• Отрывок текста
╭──

Само время подсказывало ей эти замыслы. В северных льдах работала первая дрейфующая станция — ее возглавлял Папанин. Чкалов, Байдуков и Беляков перелетели через полюс из Москвы в Америку. В истории воздухоплавания это был беспрецедентный перелет, подвиг. Москва встречала героев восторженными приветствиями, цветами, громовыми аплодисментами, кажется, все жители города высыпали на улицы. В такой же народный праздник превратилось возвращение челюскинцев, снятых со льдины советскими летчиками.
Сарра Лебедева вылепила портрет Чкалова. Шадр создал оригинальный проект монумента, аллегорически повествующего о завоевании полюса. Его постамент должен был напоминать земной шар. На вершине шара стоял Чкалов, поднимая над головой меч. «Разорвал… черную чугунную тогу полярной тайны и — как ледяной обелиск — поднял хрустальный меч высоко над всем миром», — объяснял скульптор. Такой же страстный отклик вызвала у него и челюскинская эпопея: он мечтал о памятнике, в котором на отлитых из стекла айсбергах покачивались стальные самолеты, а над ними возносилось красное порфировое знамя.
Лепить Чкалова с натуры, как Сарре Дмитриевне, Вере Игнатьевне не пришлось. Таким пылким и бурным темпераментом, как Шадр, она не обладала, — для того чтобы отозваться на какое-либо событие, ей надо было многое пережить и передумать. Но когда она решилась принять участие в объявленном в 1938 году Моссоветом конкурсе на проект памятника челюскинцам, то этот проект вобрал в себя ее многолетние размышления и о завоевании стихий и о покорении Арктики.
Сперва было желание (только сформулированное, художница еще не прикасалась к глине) «сделать стратонавта — завоевателя стратосферы». Мухина рассказывала, что много лет хотела передать в скульптуре полет, парение в воздухе, свободное падение. Для нее это связывалось с понятием героического, с извечным стремлением человека к небу.
Потом решила сделать Икара — для Пантеона погибшим летчикам. Смерть Чкалова, разбившегося при испытании нового истребителя, заставила ее задуматься о судьбах многих. Образ легендарного юноши, погибшего при взлете в небо, мог стать широким обобщением, символом.

╰──

• Задание
Назовите всех летчиков, которые, как сказано в отрывке о скульпторах и покорении Арктики, перелетели через полюс из Москвы в Америку.

• Данные
╭──

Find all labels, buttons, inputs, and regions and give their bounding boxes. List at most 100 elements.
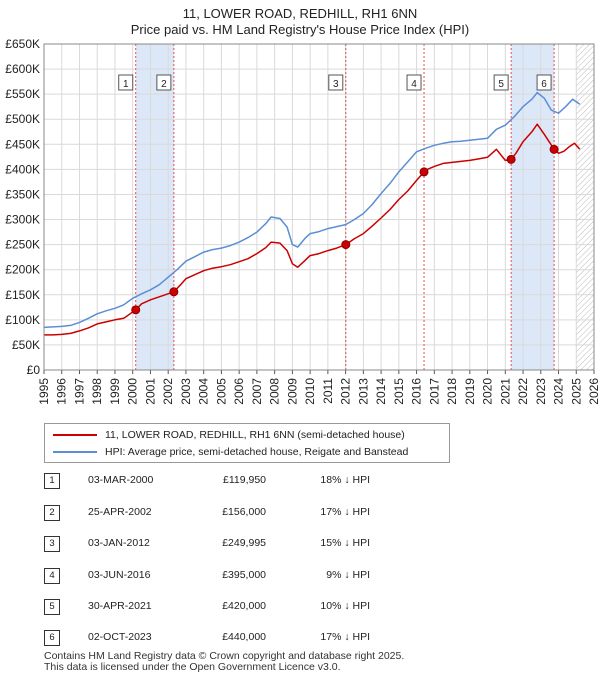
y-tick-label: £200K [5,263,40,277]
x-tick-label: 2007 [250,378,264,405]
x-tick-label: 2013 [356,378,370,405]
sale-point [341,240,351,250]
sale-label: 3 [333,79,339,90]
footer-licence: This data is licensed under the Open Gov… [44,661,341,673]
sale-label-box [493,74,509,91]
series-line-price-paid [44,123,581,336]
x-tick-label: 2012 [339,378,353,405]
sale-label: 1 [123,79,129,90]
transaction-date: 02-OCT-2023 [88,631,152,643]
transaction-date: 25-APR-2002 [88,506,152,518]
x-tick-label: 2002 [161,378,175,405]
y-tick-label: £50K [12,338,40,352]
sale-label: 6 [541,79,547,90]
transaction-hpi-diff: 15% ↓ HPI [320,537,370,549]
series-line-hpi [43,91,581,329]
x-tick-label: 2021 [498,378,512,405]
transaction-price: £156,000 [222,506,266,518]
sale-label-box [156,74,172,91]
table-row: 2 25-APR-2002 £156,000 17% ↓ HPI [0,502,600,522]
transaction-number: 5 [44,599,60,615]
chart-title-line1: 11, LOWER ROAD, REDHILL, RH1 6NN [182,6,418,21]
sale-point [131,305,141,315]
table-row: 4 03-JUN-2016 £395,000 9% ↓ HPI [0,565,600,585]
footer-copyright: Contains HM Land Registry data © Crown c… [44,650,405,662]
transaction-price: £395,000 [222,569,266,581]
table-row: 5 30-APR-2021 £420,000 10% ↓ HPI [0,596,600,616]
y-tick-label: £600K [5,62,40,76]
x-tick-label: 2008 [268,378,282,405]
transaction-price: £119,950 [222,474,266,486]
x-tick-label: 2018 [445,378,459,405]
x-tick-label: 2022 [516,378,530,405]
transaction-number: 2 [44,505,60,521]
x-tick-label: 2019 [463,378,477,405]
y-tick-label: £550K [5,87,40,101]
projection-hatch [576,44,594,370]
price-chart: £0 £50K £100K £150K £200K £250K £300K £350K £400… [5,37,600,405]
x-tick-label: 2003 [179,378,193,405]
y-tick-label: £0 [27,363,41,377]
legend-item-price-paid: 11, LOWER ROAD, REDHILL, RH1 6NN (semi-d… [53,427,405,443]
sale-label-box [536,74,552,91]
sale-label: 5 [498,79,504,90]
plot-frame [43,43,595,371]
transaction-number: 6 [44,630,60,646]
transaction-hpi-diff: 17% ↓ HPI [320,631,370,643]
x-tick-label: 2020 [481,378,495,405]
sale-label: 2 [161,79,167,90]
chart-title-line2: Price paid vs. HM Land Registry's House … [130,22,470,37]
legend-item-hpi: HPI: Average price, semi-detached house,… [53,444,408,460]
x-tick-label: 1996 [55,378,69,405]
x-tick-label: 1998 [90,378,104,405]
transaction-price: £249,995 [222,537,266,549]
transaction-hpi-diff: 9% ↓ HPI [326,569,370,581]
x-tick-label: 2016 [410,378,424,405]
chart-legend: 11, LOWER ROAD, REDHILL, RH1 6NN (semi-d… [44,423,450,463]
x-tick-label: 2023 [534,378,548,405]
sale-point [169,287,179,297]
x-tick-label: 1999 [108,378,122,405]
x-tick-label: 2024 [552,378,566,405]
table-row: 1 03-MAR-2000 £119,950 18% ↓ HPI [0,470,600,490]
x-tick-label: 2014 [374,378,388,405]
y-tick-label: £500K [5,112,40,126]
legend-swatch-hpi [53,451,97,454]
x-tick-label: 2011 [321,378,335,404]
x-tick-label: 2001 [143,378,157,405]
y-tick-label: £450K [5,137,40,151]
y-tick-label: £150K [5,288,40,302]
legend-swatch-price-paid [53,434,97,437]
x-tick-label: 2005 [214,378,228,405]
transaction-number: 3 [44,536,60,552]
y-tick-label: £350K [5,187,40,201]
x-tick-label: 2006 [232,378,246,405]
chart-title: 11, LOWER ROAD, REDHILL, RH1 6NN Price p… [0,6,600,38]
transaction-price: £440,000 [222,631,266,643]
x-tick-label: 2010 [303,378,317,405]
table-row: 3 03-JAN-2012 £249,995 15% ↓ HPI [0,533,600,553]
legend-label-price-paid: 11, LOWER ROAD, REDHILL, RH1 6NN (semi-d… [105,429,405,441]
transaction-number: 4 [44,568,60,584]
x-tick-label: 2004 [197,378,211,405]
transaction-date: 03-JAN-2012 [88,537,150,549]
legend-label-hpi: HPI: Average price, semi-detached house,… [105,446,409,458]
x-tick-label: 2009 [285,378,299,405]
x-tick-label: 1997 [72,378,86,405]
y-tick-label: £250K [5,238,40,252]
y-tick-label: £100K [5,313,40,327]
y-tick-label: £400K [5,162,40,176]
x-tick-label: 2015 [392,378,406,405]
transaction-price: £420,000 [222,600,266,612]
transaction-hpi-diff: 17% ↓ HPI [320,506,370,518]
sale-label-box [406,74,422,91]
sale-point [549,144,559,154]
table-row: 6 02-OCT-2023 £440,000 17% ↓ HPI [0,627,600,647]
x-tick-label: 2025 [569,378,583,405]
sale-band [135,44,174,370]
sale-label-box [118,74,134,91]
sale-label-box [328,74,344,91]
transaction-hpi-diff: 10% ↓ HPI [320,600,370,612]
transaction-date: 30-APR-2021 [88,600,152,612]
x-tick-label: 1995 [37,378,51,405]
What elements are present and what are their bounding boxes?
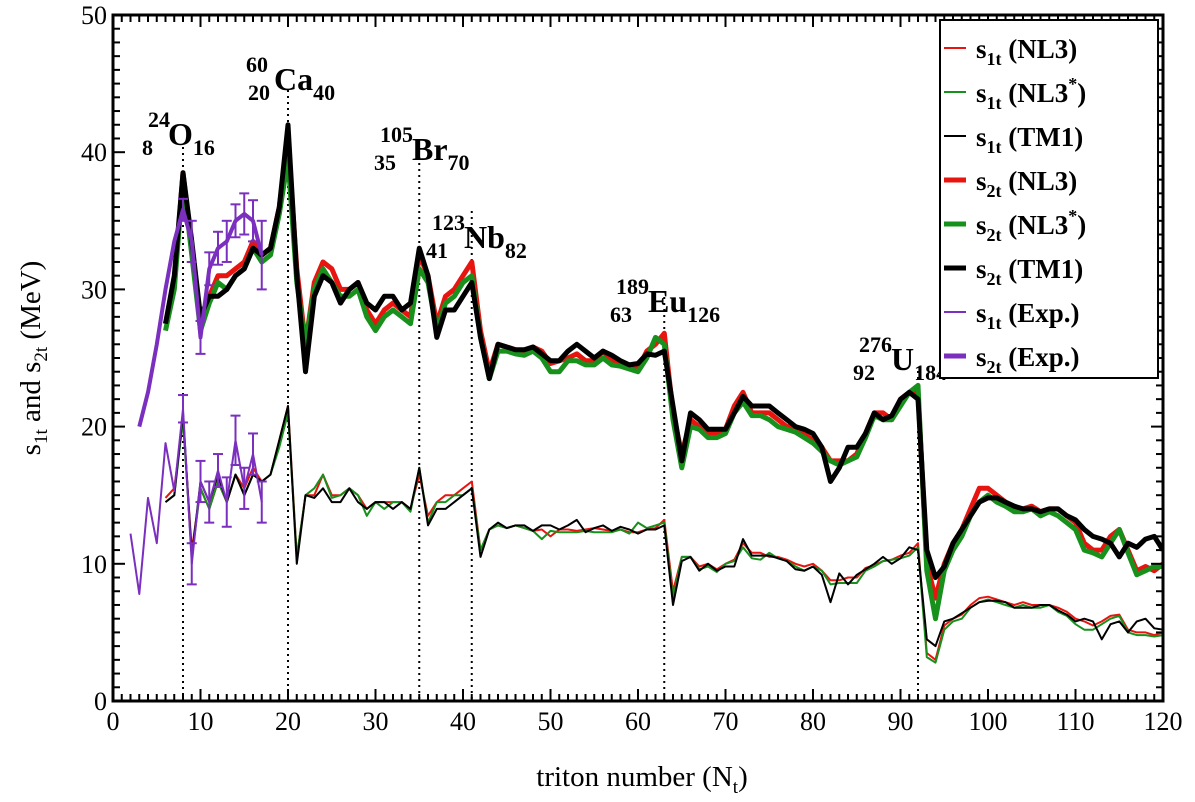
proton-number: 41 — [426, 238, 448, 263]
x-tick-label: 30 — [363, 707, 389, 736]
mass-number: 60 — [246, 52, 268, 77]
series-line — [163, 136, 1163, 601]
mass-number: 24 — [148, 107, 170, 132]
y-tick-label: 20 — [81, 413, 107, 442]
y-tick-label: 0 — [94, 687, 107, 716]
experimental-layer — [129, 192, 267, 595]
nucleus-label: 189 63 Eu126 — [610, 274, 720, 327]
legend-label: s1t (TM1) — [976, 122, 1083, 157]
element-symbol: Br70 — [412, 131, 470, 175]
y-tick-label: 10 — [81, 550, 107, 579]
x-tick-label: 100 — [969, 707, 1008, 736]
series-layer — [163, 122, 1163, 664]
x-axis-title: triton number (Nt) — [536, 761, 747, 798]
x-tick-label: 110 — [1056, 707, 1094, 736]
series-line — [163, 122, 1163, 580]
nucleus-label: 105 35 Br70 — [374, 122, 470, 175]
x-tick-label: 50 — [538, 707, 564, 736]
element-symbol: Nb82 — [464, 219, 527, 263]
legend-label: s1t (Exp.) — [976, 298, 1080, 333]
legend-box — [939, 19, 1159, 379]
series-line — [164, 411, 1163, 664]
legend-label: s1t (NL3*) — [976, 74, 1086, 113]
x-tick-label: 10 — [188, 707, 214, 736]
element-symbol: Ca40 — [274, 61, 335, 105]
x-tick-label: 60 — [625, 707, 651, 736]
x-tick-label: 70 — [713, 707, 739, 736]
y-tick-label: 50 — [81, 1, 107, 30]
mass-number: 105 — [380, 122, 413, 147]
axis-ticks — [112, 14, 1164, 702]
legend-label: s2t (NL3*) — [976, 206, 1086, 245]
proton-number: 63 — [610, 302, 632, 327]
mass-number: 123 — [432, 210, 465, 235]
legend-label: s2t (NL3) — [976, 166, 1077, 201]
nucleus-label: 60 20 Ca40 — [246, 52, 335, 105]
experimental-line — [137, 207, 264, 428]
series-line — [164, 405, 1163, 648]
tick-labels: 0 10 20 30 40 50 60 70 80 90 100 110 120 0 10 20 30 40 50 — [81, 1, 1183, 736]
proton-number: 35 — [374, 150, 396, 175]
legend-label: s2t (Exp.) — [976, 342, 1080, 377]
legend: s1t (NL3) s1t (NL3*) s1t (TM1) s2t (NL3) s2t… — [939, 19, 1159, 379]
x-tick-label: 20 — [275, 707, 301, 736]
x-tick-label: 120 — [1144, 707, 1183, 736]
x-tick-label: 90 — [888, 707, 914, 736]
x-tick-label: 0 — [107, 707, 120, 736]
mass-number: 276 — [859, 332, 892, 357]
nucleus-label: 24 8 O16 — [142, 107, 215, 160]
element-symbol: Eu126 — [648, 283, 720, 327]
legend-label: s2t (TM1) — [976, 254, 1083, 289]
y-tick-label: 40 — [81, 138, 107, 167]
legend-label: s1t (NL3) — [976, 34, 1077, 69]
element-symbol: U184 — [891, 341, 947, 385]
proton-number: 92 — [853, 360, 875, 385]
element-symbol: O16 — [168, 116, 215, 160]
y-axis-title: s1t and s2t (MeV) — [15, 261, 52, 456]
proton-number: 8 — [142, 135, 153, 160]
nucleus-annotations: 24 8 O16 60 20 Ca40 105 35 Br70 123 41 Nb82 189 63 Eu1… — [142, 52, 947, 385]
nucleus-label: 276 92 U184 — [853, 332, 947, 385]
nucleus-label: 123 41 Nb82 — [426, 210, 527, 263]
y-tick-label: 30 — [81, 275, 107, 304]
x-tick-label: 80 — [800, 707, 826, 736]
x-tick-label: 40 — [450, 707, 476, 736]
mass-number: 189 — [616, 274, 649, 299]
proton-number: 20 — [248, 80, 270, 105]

╰──

• Ответ
Чкалов, Байдуков, Беляков